Surely, these events have been eliminated now in the 21st century? Nope. A study published in 2020 demonstrated that in a cohort of more than 27,500 graduating medical students, 23 percent of Black students reported at least one episode of racial discrimination.10 Dr. Ray and Dr. Tweedy’s experiences are far from unique if nearly one in four Black medical graduates have reported the same thing.

To make matters worse, in 2020, Dr. Aysha Khoury was suspended and ultimately fired from Kaiser Permanente Bernard J. Tyson School of Medicine in Pasadena, Calif. without due process after leading a small-group discussion about her own experiences of bias in her medical education.11 Less than a year later, Dr. Derrick Morton sued that same institution for what he called a pervasive “anti-Black” culture at the school that included censoring and demoting Black employees.12 That Kaiser’s medical school is named after its own Black former CEO de-fines irony.

Implicitly and explicitly, racism in health care and medical education exists. It continues to exist because many of us, as white people, ignore it. Until we confront this issue head-on and honestly acknowledge how we contribute to the perpetuation of this problem, these incidents will continue. Dr. Vanessa Grubbs, founder of Black Doc Village, articulates this well: “a white-dominated physician training system that unjustly excludes, punishes, and dismisses Black medical students, trainees, and attending physicians will continue on.”12

If you have read this far, you have a choice. You can turn the page and never think about it again. You can read it, feel righteous indignation, and refuse to believe me that the white force field exists. Or you can work together to create solutions.

## Assigned task A:
According to the passage on racism in medical education, what share of Black students in the 2020 study reported at least one episode of racial discrimination?
## Assigned task B:
Name every person the passage on racism in medical education refers to with the title "Dr."

## Information supplied:
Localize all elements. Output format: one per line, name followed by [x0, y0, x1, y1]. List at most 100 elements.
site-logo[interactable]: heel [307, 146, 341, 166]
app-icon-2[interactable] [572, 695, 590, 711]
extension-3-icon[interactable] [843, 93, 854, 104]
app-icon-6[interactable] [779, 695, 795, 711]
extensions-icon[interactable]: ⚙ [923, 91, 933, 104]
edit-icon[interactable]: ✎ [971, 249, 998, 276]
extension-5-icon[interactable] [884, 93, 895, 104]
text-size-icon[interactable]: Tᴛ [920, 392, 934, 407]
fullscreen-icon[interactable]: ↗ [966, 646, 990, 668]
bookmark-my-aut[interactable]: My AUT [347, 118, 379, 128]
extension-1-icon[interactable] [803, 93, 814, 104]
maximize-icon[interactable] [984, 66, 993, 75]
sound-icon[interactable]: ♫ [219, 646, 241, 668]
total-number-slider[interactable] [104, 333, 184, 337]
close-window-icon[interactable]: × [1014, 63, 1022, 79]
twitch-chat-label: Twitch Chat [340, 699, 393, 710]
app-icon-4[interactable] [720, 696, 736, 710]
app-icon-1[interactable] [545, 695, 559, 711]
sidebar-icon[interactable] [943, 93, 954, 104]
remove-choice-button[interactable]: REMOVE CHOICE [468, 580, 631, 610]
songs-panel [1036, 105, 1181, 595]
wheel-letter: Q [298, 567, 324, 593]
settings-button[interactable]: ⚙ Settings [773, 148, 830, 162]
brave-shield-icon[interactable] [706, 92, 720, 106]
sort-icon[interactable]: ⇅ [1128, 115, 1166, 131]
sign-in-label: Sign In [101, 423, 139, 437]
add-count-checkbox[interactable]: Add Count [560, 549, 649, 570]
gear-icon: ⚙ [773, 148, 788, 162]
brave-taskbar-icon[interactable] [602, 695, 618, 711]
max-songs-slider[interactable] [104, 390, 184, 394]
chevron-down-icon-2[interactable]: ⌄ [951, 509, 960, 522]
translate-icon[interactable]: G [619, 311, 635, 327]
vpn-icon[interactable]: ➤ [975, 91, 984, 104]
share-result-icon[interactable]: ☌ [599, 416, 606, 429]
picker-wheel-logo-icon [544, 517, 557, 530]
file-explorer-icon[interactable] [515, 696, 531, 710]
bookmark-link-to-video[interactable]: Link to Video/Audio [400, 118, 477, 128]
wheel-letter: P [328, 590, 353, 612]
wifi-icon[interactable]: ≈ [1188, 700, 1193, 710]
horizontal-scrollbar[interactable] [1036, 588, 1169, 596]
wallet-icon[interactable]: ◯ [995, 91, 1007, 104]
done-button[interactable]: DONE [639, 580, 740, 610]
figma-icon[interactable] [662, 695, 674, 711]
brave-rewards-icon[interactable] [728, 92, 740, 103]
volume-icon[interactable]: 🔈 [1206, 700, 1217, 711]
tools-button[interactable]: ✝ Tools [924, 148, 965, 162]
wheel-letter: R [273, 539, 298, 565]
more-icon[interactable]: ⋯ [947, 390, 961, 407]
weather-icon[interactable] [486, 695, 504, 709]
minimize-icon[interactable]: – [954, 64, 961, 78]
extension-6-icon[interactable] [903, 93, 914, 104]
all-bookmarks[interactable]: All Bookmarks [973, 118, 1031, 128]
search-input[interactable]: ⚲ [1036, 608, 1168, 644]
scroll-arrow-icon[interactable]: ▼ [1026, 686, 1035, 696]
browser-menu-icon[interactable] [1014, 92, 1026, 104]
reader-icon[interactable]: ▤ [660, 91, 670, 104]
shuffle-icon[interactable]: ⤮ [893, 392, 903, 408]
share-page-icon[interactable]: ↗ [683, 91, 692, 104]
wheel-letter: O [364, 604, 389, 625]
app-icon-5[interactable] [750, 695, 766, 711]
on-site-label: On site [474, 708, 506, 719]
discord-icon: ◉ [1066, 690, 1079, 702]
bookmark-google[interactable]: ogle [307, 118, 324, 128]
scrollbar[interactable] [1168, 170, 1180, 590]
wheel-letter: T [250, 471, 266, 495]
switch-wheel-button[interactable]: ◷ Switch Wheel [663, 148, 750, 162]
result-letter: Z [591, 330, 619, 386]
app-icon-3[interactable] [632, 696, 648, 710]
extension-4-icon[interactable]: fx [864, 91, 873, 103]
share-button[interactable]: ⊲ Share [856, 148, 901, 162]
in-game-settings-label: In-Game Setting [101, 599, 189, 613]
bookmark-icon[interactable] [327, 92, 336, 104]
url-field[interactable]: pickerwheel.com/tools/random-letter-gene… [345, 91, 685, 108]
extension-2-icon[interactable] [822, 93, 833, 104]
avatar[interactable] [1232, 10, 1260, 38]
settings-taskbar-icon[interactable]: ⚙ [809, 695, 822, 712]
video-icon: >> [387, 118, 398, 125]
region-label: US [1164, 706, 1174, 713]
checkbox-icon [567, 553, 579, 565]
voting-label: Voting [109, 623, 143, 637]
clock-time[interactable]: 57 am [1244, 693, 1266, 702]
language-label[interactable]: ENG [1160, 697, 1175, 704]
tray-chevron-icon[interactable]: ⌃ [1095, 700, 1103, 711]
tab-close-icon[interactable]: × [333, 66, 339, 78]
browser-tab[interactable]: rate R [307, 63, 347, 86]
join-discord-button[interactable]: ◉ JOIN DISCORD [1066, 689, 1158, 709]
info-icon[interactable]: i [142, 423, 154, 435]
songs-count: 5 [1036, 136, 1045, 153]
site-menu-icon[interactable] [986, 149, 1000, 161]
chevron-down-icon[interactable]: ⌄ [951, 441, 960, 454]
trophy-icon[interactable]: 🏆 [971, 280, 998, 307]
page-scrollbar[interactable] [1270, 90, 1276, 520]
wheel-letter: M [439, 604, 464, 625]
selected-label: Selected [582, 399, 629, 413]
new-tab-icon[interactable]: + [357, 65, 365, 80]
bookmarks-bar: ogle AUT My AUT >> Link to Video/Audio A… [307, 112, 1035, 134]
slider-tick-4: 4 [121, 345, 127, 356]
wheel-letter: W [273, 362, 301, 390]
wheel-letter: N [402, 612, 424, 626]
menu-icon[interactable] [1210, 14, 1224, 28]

## Exercise solution A:
23 percent

## Exercise solution B:
Dr. Ray, Dr. Tweedy, Dr. Aysha Khoury, Dr. Derrick Morton, Dr. Vanessa Grubbs